Data entries
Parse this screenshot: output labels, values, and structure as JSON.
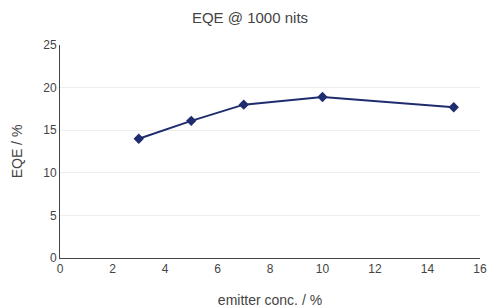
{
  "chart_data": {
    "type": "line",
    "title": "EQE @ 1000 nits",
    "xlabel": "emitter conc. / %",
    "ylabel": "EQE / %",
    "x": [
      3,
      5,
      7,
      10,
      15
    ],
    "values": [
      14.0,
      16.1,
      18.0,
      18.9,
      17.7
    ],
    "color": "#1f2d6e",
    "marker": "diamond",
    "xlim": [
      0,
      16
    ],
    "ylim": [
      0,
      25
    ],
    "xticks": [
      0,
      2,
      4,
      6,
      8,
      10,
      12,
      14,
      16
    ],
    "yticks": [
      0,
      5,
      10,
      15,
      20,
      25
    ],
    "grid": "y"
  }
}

The task
Determine how many lines include the word "values" and report that number by itself.

Result below
2